Request: Every entry below must be repeated exactly; skip the pictures.

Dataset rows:
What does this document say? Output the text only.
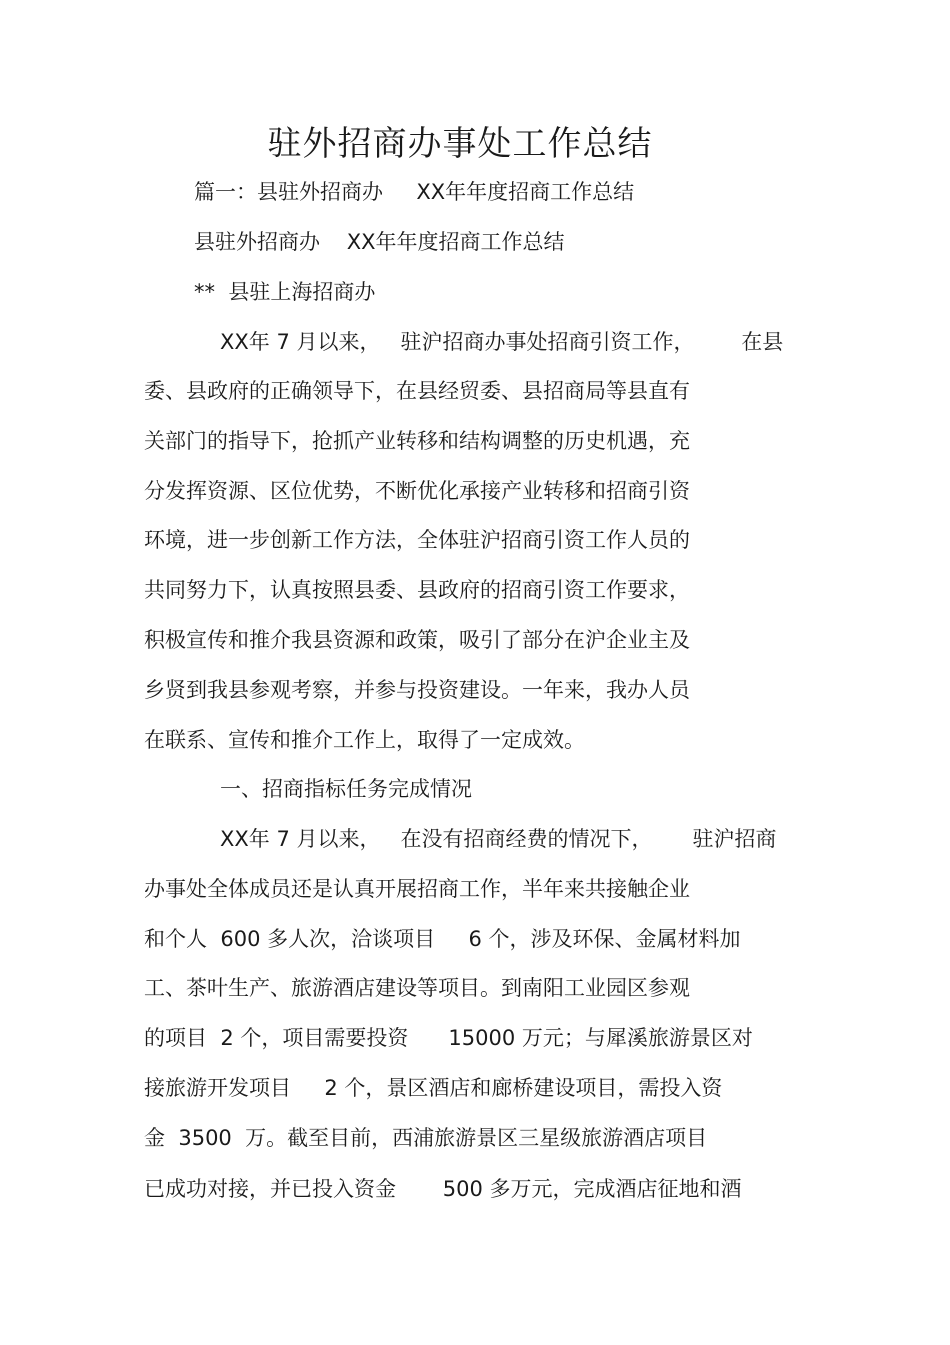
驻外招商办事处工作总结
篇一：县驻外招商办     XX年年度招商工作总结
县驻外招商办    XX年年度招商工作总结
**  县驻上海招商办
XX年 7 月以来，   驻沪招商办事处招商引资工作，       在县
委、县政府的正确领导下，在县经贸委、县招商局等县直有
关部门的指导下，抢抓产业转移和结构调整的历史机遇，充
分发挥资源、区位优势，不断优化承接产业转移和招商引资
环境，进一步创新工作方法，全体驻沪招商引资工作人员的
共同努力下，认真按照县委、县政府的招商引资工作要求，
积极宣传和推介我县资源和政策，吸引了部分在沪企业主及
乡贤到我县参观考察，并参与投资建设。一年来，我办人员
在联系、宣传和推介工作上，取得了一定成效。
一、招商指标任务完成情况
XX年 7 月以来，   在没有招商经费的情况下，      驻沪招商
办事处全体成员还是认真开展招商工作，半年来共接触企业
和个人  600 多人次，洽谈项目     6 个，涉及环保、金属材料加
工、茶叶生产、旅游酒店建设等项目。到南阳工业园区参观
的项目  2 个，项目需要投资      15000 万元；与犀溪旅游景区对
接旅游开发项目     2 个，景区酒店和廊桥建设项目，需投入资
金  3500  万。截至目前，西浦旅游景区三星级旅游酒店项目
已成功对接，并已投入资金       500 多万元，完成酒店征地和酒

Solution to the problem:
What does this document say? Output the text only.
驻外招商办事处工作总结
篇一：县驻外招商办     XX年年度招商工作总结
县驻外招商办    XX年年度招商工作总结
**  县驻上海招商办
XX年 7 月以来，   驻沪招商办事处招商引资工作，       在县
委、县政府的正确领导下，在县经贸委、县招商局等县直有
关部门的指导下，抢抓产业转移和结构调整的历史机遇，充
分发挥资源、区位优势，不断优化承接产业转移和招商引资
环境，进一步创新工作方法，全体驻沪招商引资工作人员的
共同努力下，认真按照县委、县政府的招商引资工作要求，
积极宣传和推介我县资源和政策，吸引了部分在沪企业主及
乡贤到我县参观考察，并参与投资建设。一年来，我办人员
在联系、宣传和推介工作上，取得了一定成效。
一、招商指标任务完成情况
XX年 7 月以来，   在没有招商经费的情况下，      驻沪招商
办事处全体成员还是认真开展招商工作，半年来共接触企业
和个人  600 多人次，洽谈项目     6 个，涉及环保、金属材料加
工、茶叶生产、旅游酒店建设等项目。到南阳工业园区参观
的项目  2 个，项目需要投资      15000 万元；与犀溪旅游景区对
接旅游开发项目     2 个，景区酒店和廊桥建设项目，需投入资
金  3500  万。截至目前，西浦旅游景区三星级旅游酒店项目
已成功对接，并已投入资金       500 多万元，完成酒店征地和酒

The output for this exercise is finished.